What the task requires: Copy nothing but the lines from the one containing "Transcribe this image's" through the last line of the records, repeated exactly and without pictures.

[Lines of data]

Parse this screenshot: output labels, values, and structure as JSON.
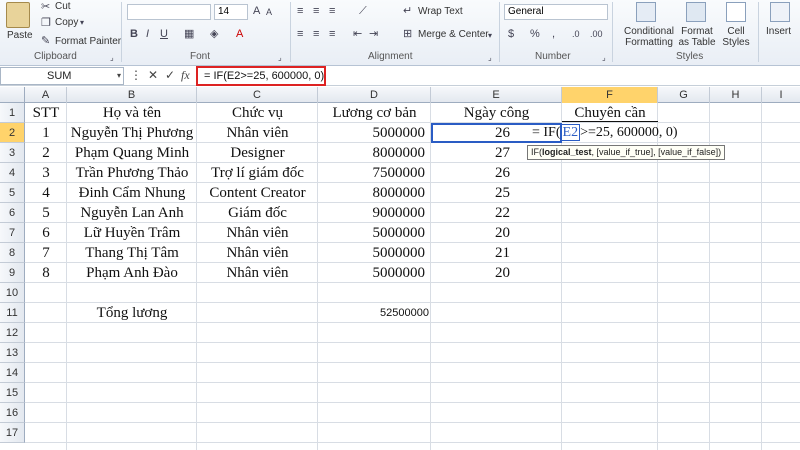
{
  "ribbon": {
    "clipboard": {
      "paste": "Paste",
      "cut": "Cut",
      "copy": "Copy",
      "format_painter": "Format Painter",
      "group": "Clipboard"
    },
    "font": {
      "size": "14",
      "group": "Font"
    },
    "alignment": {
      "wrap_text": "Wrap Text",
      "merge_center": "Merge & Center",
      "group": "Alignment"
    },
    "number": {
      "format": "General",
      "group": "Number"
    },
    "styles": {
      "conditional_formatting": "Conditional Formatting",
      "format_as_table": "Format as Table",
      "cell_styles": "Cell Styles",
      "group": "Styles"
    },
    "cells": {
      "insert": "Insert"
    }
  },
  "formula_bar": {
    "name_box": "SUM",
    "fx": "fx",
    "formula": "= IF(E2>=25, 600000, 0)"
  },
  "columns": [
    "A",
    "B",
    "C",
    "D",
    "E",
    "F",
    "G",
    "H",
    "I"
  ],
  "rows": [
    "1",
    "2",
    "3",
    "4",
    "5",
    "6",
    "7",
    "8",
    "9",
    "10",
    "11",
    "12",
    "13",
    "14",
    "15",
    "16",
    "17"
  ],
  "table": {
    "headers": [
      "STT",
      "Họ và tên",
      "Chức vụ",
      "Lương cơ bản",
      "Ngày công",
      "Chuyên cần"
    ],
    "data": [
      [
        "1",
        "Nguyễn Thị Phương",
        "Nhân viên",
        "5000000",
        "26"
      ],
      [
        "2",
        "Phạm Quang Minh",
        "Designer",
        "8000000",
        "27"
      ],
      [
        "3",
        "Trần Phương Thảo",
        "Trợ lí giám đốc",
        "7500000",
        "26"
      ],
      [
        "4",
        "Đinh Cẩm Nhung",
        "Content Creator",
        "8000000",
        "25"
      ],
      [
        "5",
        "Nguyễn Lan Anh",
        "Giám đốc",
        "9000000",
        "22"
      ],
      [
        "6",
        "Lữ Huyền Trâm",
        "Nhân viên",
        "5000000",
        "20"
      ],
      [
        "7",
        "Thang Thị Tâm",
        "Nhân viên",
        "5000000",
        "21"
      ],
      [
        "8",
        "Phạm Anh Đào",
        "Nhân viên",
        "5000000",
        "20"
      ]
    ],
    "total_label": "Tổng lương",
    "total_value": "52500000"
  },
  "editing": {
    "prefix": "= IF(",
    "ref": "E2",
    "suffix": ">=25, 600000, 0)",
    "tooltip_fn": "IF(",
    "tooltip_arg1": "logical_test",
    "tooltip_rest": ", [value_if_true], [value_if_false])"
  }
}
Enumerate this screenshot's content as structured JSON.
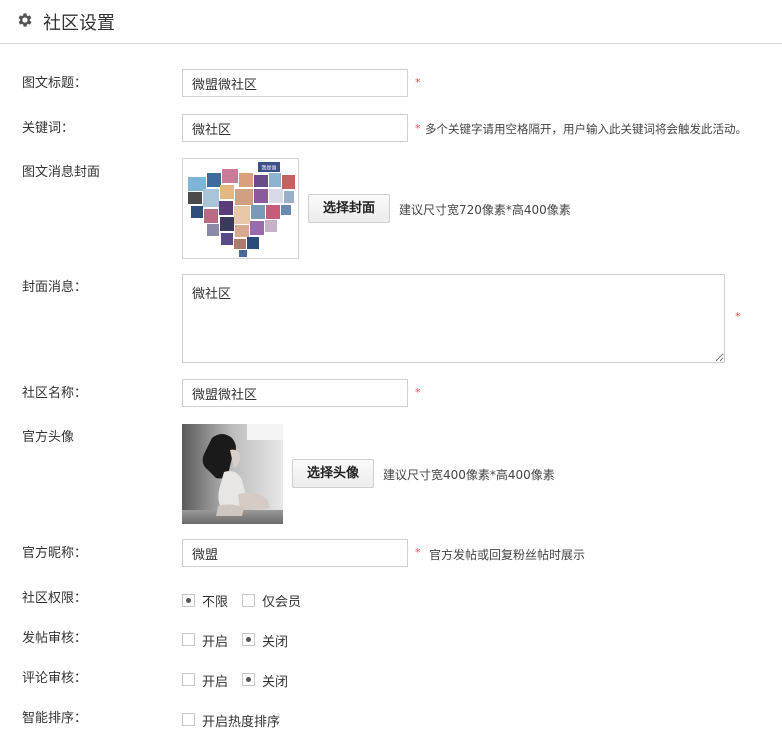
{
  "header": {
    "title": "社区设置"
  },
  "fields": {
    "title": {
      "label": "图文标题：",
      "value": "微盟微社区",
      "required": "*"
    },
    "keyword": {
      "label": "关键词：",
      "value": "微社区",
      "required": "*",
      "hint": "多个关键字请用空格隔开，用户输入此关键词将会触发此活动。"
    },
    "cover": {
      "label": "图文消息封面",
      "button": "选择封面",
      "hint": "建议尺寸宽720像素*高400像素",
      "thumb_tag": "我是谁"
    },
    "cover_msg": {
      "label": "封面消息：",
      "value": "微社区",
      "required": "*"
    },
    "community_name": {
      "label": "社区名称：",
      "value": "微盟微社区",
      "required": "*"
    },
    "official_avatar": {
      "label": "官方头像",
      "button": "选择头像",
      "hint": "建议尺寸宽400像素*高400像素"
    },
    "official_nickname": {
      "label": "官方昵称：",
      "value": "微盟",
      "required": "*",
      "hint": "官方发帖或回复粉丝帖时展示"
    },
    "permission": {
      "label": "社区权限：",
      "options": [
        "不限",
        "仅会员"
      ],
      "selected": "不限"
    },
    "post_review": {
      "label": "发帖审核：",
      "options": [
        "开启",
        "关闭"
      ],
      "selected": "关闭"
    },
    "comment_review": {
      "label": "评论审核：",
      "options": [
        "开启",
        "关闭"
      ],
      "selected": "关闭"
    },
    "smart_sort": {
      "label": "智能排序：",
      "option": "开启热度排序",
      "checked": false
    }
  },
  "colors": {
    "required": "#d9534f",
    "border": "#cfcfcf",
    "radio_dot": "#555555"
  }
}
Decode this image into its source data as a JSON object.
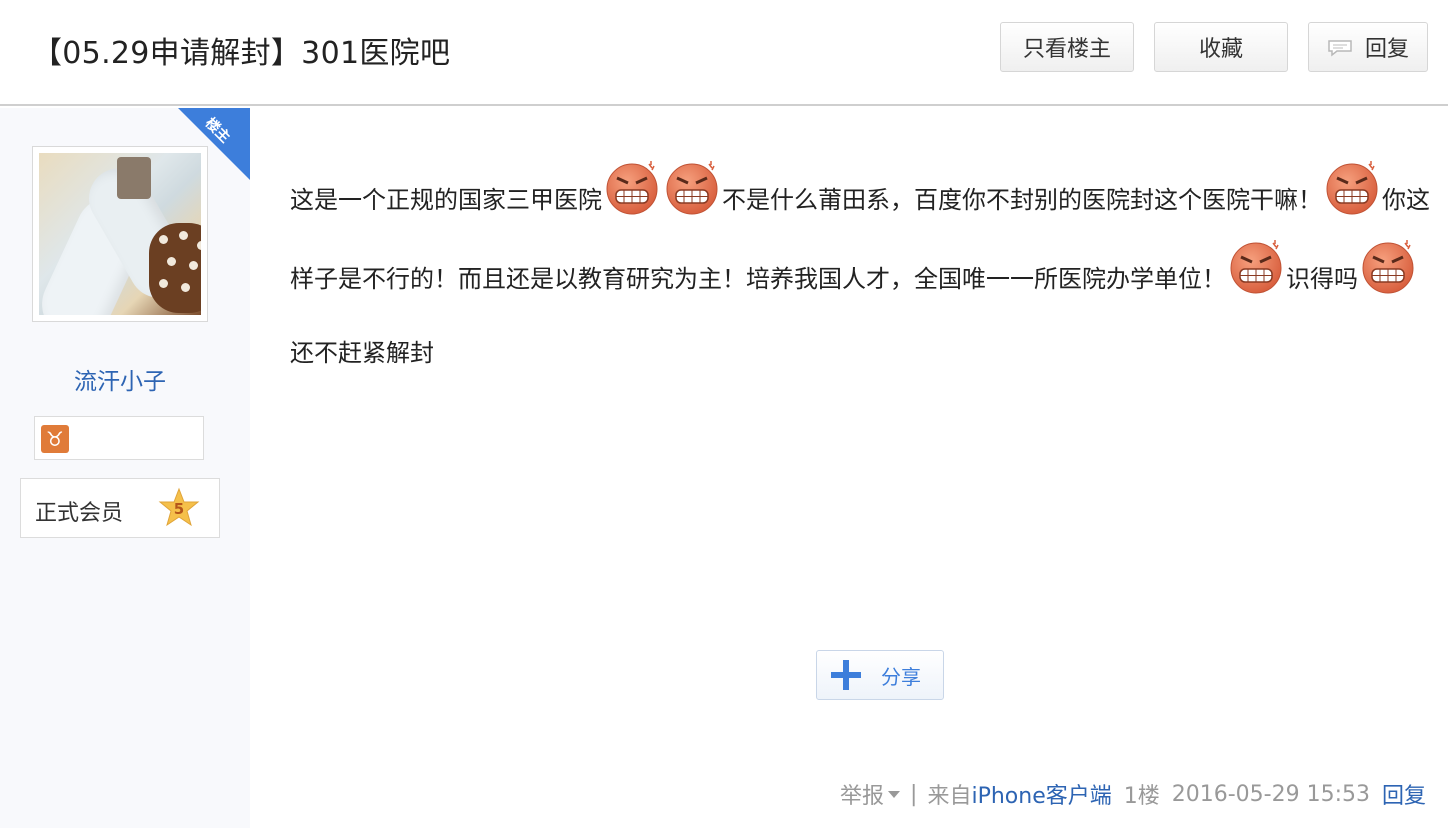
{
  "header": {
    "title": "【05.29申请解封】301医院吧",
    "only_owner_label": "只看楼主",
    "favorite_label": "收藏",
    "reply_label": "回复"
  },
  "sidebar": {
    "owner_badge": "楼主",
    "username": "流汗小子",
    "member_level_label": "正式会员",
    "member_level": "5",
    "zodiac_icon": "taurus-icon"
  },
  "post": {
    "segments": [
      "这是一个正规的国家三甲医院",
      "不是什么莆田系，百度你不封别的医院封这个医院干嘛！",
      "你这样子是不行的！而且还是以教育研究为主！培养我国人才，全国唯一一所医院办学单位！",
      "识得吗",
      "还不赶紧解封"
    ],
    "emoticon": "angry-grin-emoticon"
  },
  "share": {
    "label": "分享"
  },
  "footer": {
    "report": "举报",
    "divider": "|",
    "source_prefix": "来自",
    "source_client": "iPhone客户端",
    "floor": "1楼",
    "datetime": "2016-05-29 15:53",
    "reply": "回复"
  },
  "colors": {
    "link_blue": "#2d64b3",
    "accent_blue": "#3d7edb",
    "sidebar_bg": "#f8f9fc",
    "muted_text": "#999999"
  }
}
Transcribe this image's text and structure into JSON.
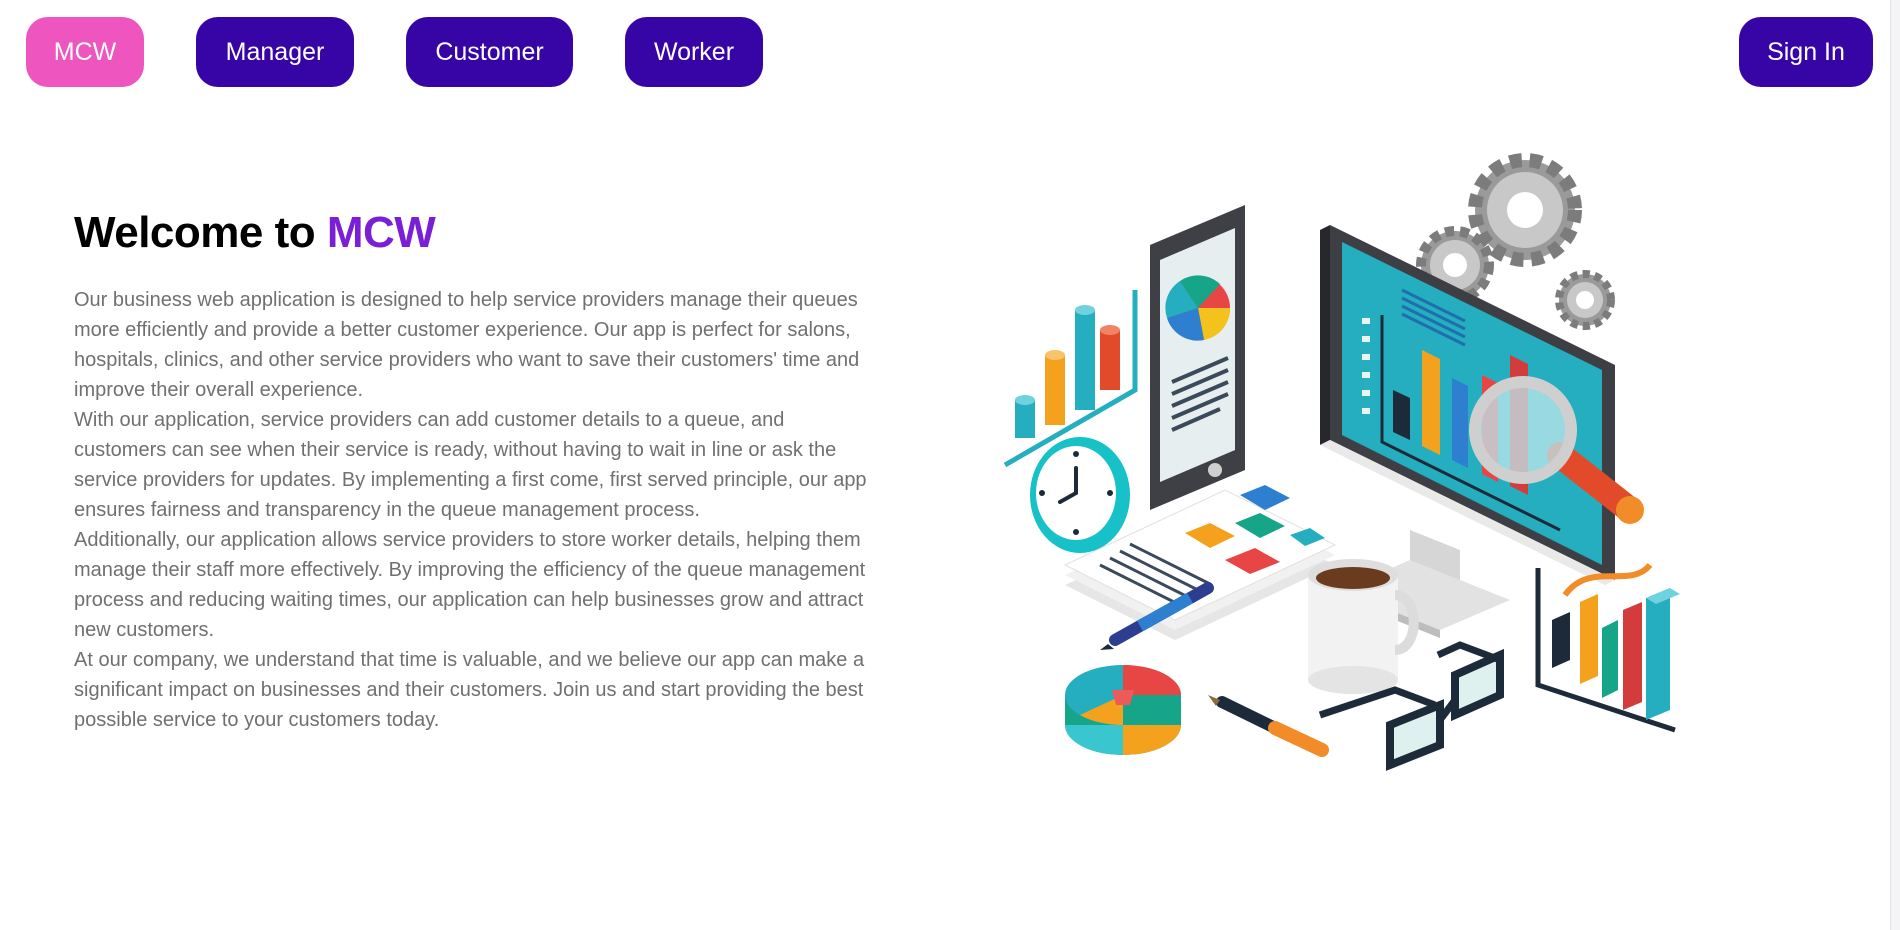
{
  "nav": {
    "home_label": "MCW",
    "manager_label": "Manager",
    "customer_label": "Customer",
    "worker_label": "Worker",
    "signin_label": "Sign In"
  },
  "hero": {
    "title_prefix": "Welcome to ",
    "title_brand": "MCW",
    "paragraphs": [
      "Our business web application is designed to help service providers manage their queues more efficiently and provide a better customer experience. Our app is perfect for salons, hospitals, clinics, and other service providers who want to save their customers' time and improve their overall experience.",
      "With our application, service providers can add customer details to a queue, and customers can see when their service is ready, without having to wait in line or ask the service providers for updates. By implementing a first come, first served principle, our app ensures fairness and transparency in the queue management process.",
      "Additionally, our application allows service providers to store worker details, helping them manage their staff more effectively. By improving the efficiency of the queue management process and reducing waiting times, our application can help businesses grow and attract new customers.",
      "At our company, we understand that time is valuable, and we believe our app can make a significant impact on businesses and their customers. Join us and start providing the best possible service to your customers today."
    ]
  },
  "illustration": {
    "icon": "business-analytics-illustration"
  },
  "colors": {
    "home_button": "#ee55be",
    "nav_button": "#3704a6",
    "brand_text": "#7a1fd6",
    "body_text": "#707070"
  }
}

Correct result:
Transcribe this image's text and structure into JSON.
{
  "nav": {
    "home_label": "MCW",
    "manager_label": "Manager",
    "customer_label": "Customer",
    "worker_label": "Worker",
    "signin_label": "Sign In"
  },
  "hero": {
    "title_prefix": "Welcome to ",
    "title_brand": "MCW",
    "paragraphs": [
      "Our business web application is designed to help service providers manage their queues more efficiently and provide a better customer experience. Our app is perfect for salons, hospitals, clinics, and other service providers who want to save their customers' time and improve their overall experience.",
      "With our application, service providers can add customer details to a queue, and customers can see when their service is ready, without having to wait in line or ask the service providers for updates. By implementing a first come, first served principle, our app ensures fairness and transparency in the queue management process.",
      "Additionally, our application allows service providers to store worker details, helping them manage their staff more effectively. By improving the efficiency of the queue management process and reducing waiting times, our application can help businesses grow and attract new customers.",
      "At our company, we understand that time is valuable, and we believe our app can make a significant impact on businesses and their customers. Join us and start providing the best possible service to your customers today."
    ]
  },
  "illustration": {
    "icon": "business-analytics-illustration"
  },
  "colors": {
    "home_button": "#ee55be",
    "nav_button": "#3704a6",
    "brand_text": "#7a1fd6",
    "body_text": "#707070"
  }
}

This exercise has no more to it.